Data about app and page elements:

┌──

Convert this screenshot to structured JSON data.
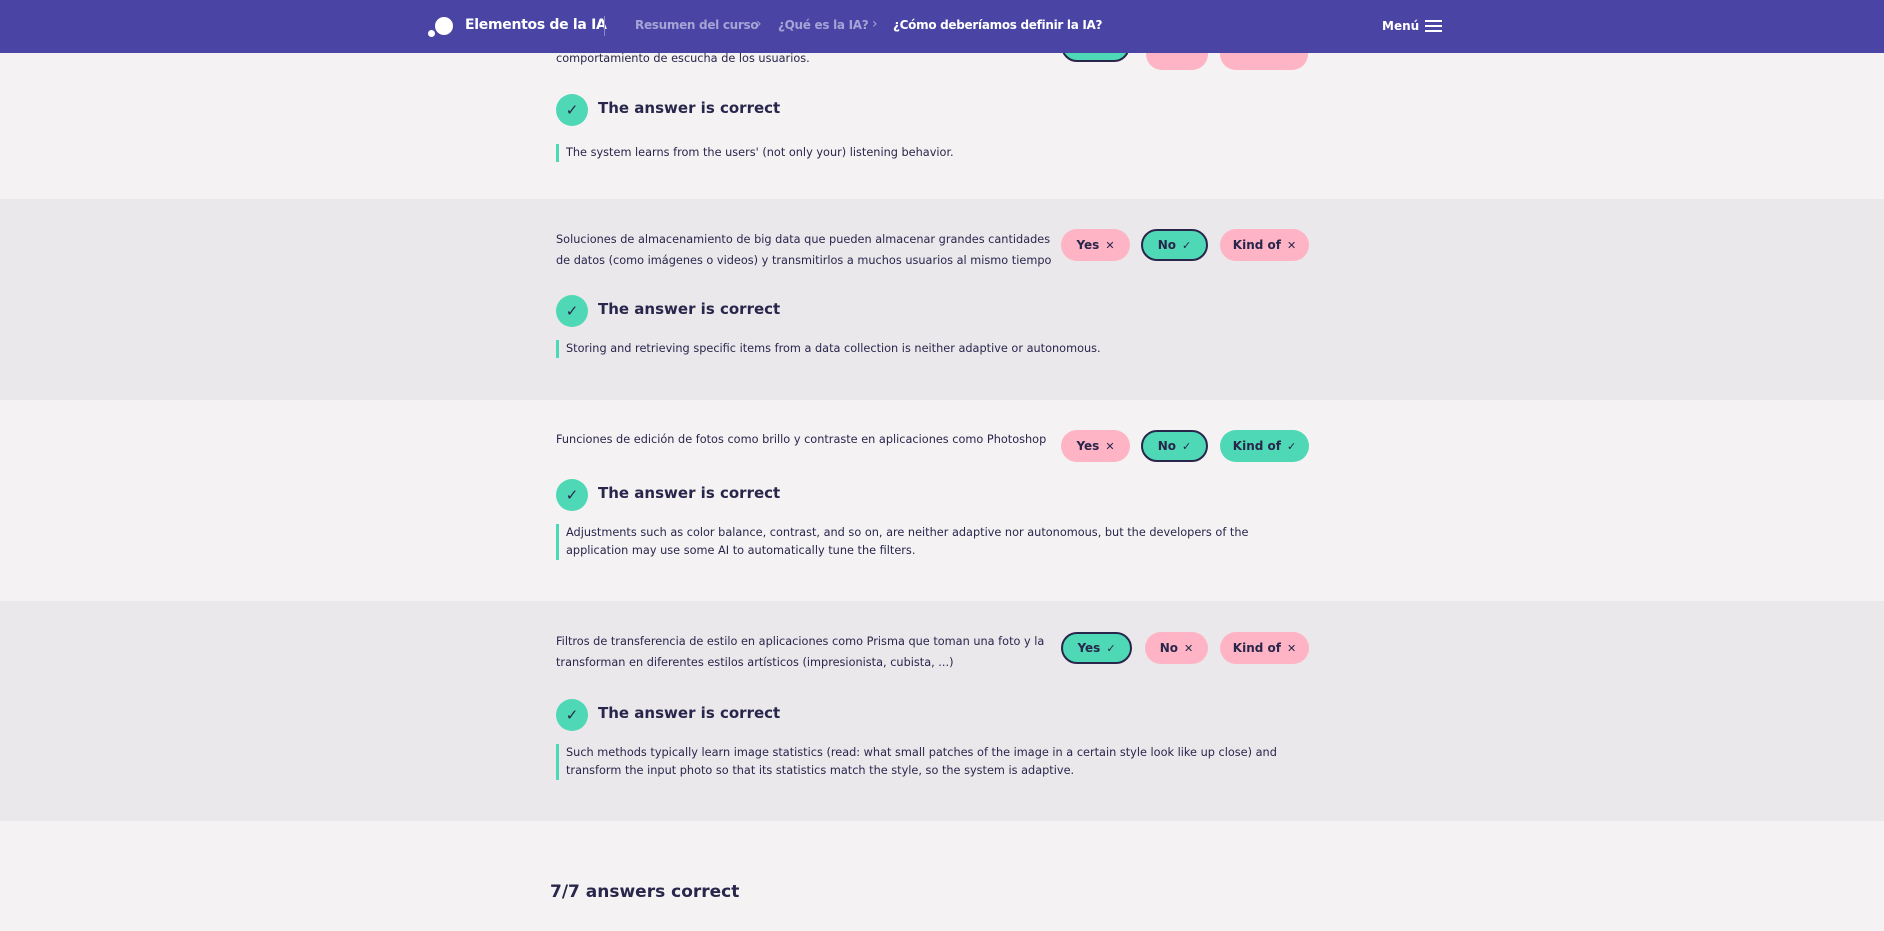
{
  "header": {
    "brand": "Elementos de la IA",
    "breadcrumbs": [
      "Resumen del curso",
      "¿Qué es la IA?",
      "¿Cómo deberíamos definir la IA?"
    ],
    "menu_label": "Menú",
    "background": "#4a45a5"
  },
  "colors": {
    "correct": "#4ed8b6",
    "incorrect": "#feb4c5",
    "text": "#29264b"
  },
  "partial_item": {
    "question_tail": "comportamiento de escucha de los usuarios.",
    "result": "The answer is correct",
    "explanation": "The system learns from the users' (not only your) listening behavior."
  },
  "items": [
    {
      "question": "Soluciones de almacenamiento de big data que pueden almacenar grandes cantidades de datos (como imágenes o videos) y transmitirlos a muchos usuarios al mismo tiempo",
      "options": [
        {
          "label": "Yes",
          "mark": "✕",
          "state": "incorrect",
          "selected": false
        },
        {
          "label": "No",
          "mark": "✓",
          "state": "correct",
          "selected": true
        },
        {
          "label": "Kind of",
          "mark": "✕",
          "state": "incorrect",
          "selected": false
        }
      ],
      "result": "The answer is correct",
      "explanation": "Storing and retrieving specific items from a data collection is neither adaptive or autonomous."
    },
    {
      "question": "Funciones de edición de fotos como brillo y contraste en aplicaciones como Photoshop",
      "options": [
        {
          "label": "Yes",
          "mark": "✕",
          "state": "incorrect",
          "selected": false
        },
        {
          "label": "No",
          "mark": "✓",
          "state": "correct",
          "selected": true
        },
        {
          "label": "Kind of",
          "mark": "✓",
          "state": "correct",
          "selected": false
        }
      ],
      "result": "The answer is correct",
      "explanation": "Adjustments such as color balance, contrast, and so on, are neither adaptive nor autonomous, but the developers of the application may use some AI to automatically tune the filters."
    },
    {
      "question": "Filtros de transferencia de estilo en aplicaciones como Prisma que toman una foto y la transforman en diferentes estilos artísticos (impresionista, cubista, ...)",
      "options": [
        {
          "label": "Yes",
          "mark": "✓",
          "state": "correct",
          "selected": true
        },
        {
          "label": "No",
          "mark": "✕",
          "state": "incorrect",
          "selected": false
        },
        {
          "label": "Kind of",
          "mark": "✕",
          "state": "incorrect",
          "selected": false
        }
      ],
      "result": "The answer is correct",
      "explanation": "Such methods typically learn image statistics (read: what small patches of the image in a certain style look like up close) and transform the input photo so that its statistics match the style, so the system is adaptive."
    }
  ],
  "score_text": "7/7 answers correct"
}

└──

- **Aim of the exercise**: Set the records down again exactly as given, and leave the pictures out.

- **Exercise answer**:
Convert this screenshot to structured JSON data.
{
  "header": {
    "brand": "Elementos de la IA",
    "breadcrumbs": [
      "Resumen del curso",
      "¿Qué es la IA?",
      "¿Cómo deberíamos definir la IA?"
    ],
    "menu_label": "Menú",
    "background": "#4a45a5"
  },
  "colors": {
    "correct": "#4ed8b6",
    "incorrect": "#feb4c5",
    "text": "#29264b"
  },
  "partial_item": {
    "question_tail": "comportamiento de escucha de los usuarios.",
    "result": "The answer is correct",
    "explanation": "The system learns from the users' (not only your) listening behavior."
  },
  "items": [
    {
      "question": "Soluciones de almacenamiento de big data que pueden almacenar grandes cantidades de datos (como imágenes o videos) y transmitirlos a muchos usuarios al mismo tiempo",
      "options": [
        {
          "label": "Yes",
          "mark": "✕",
          "state": "incorrect",
          "selected": false
        },
        {
          "label": "No",
          "mark": "✓",
          "state": "correct",
          "selected": true
        },
        {
          "label": "Kind of",
          "mark": "✕",
          "state": "incorrect",
          "selected": false
        }
      ],
      "result": "The answer is correct",
      "explanation": "Storing and retrieving specific items from a data collection is neither adaptive or autonomous."
    },
    {
      "question": "Funciones de edición de fotos como brillo y contraste en aplicaciones como Photoshop",
      "options": [
        {
          "label": "Yes",
          "mark": "✕",
          "state": "incorrect",
          "selected": false
        },
        {
          "label": "No",
          "mark": "✓",
          "state": "correct",
          "selected": true
        },
        {
          "label": "Kind of",
          "mark": "✓",
          "state": "correct",
          "selected": false
        }
      ],
      "result": "The answer is correct",
      "explanation": "Adjustments such as color balance, contrast, and so on, are neither adaptive nor autonomous, but the developers of the application may use some AI to automatically tune the filters."
    },
    {
      "question": "Filtros de transferencia de estilo en aplicaciones como Prisma que toman una foto y la transforman en diferentes estilos artísticos (impresionista, cubista, ...)",
      "options": [
        {
          "label": "Yes",
          "mark": "✓",
          "state": "correct",
          "selected": true
        },
        {
          "label": "No",
          "mark": "✕",
          "state": "incorrect",
          "selected": false
        },
        {
          "label": "Kind of",
          "mark": "✕",
          "state": "incorrect",
          "selected": false
        }
      ],
      "result": "The answer is correct",
      "explanation": "Such methods typically learn image statistics (read: what small patches of the image in a certain style look like up close) and transform the input photo so that its statistics match the style, so the system is adaptive."
    }
  ],
  "score_text": "7/7 answers correct"
}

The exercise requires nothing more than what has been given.